*Exercise description*
Extract the records below word for word and ignore the images.
===== Records for the task =====
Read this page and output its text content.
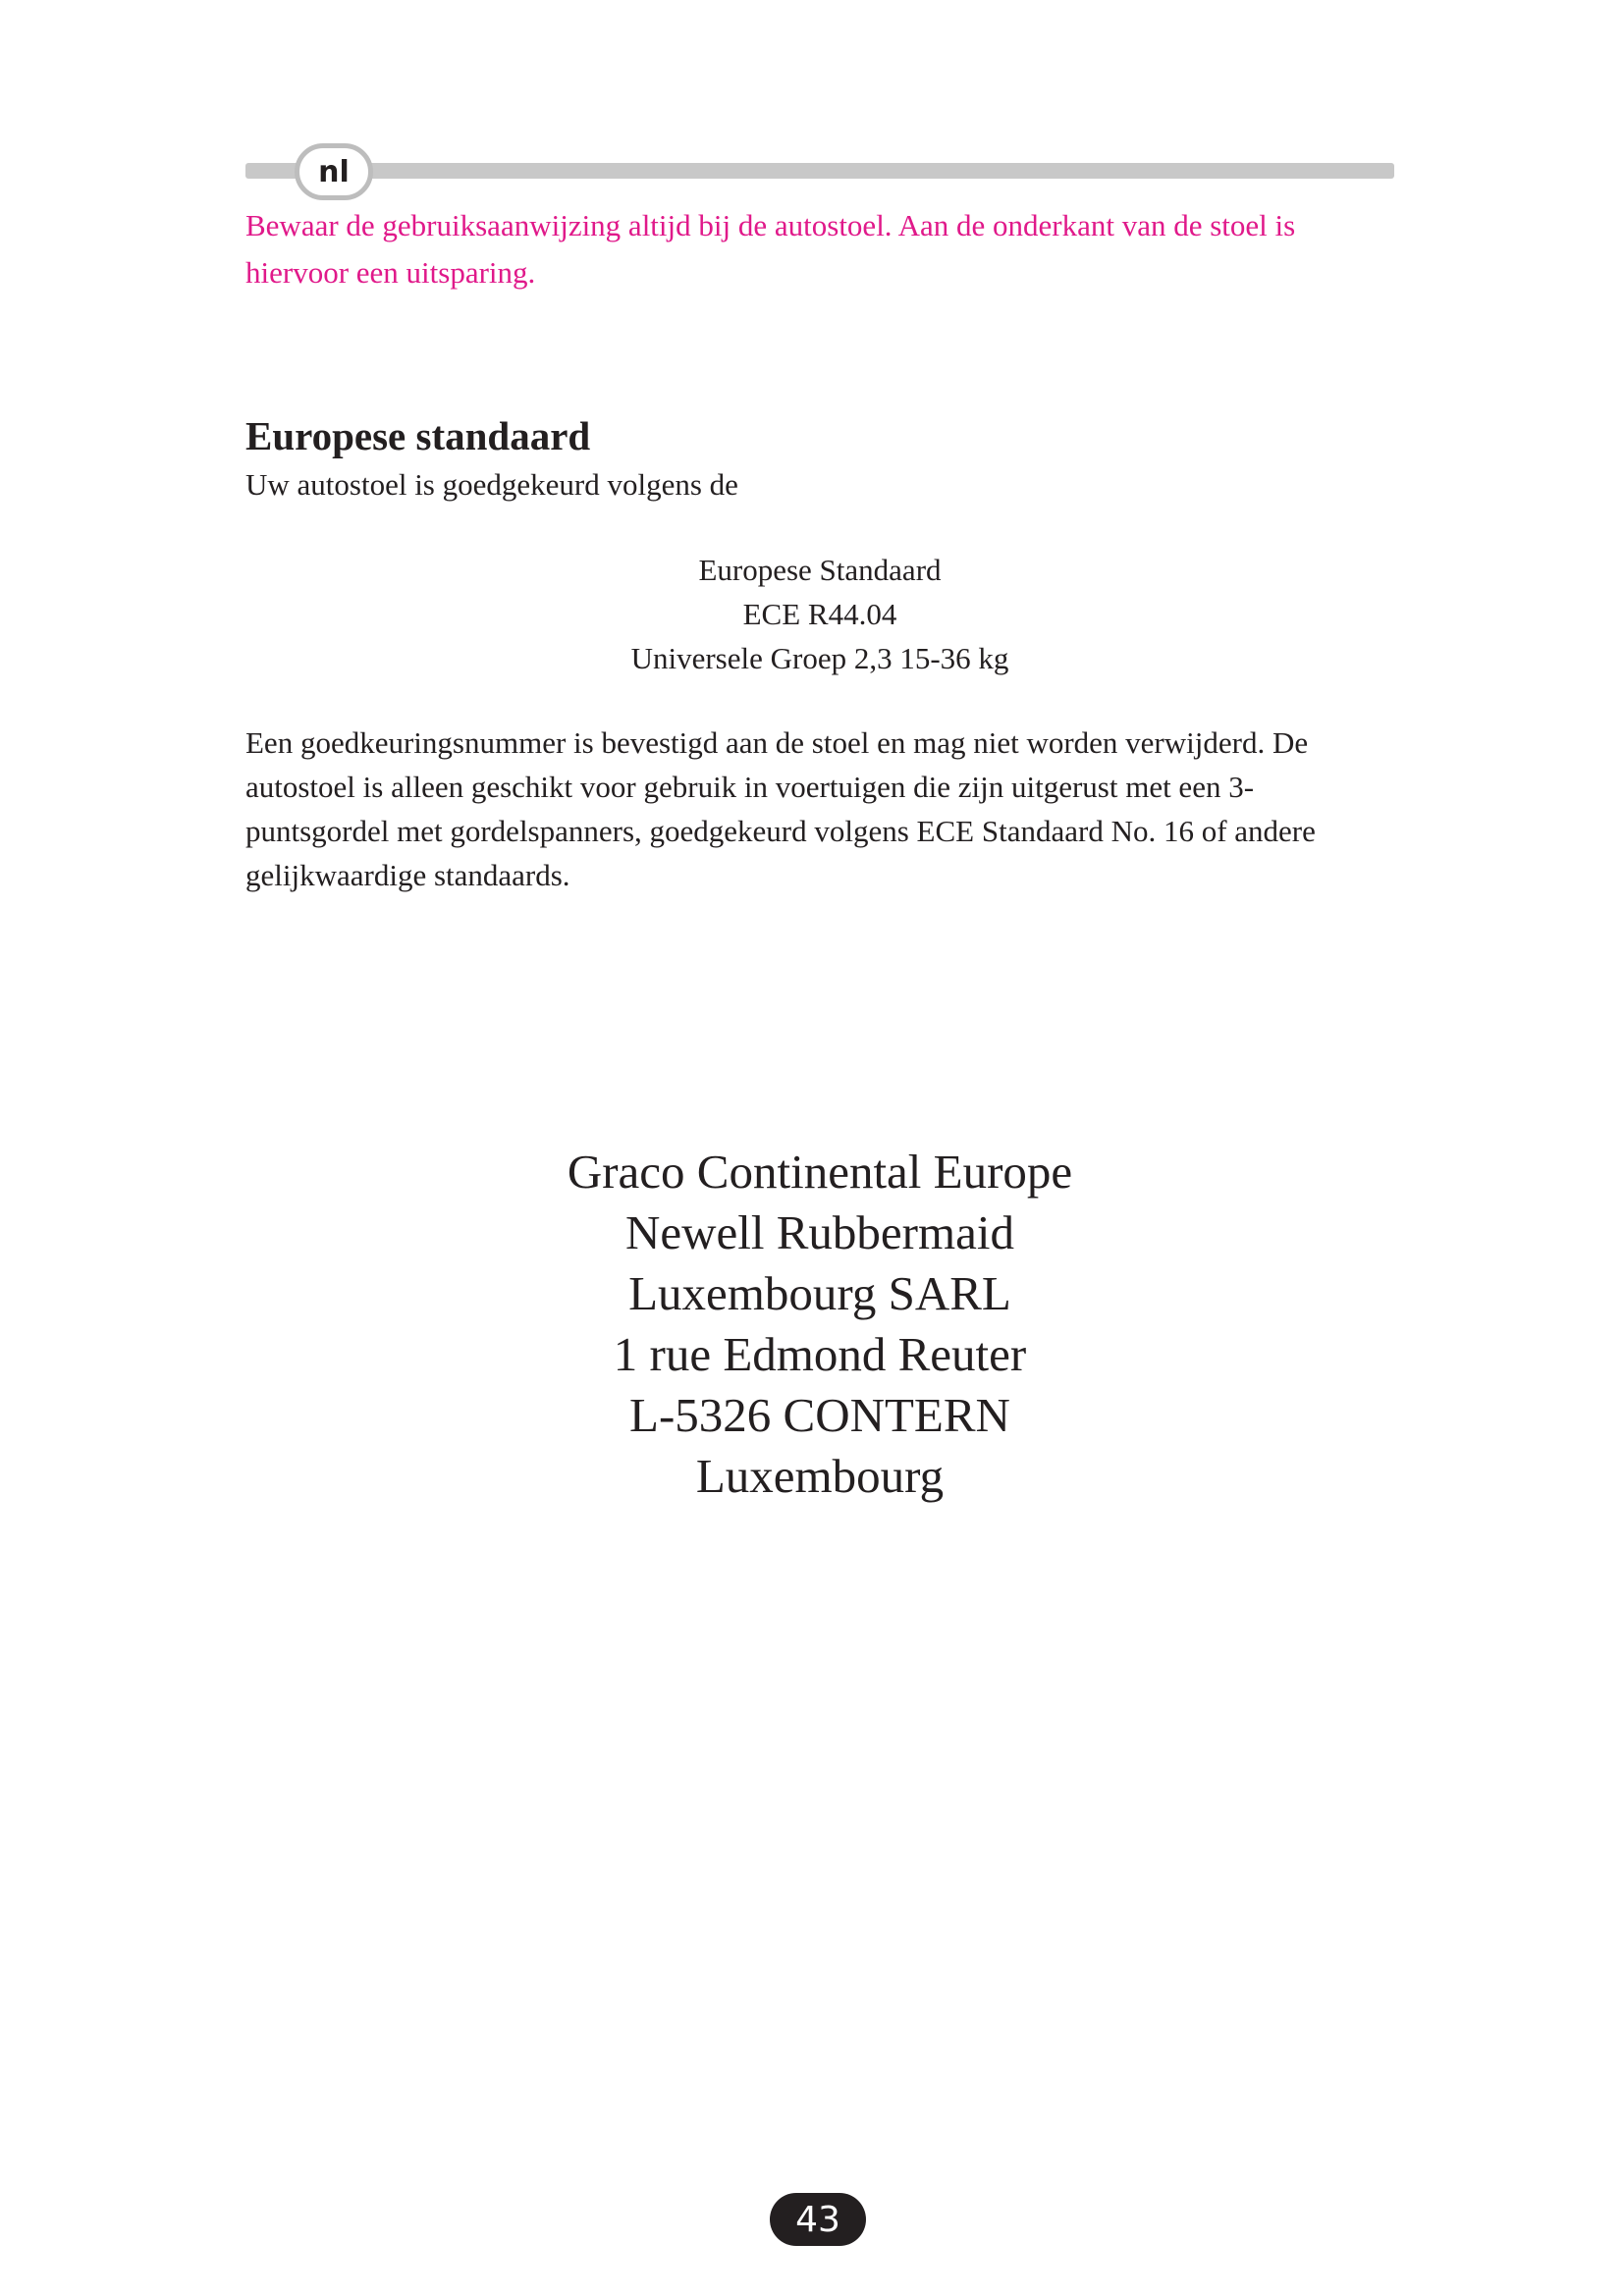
nl

Bewaar de gebruiksaanwijzing altijd bij de autostoel. Aan de onderkant van de stoel is hiervoor een uitsparing.

Europese standaard

Uw autostoel is goedgekeurd volgens de

Europese Standaard
ECE R44.04
Universele Groep 2,3 15-36 kg

Een goedkeuringsnummer is bevestigd aan de stoel en mag niet worden verwijderd. De autostoel is alleen geschikt voor gebruik in voertuigen die zijn uitgerust met een 3-puntsgordel met gordelspanners, goedgekeurd volgens ECE Standaard No. 16 of andere gelijkwaardige standaards.

Graco Continental Europe
Newell Rubbermaid
Luxembourg SARL
1 rue Edmond Reuter
L-5326 CONTERN
Luxembourg
43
=====
*Problem solution*
Read this page and output its text content.
nl

Bewaar de gebruiksaanwijzing altijd bij de autostoel. Aan de onderkant van de stoel is hiervoor een uitsparing.

Europese standaard

Uw autostoel is goedgekeurd volgens de

Europese Standaard
ECE R44.04
Universele Groep 2,3 15-36 kg

Een goedkeuringsnummer is bevestigd aan de stoel en mag niet worden verwijderd. De autostoel is alleen geschikt voor gebruik in voertuigen die zijn uitgerust met een 3-puntsgordel met gordelspanners, goedgekeurd volgens ECE Standaard No. 16 of andere gelijkwaardige standaards.

Graco Continental Europe
Newell Rubbermaid
Luxembourg SARL
1 rue Edmond Reuter
L-5326 CONTERN
Luxembourg
43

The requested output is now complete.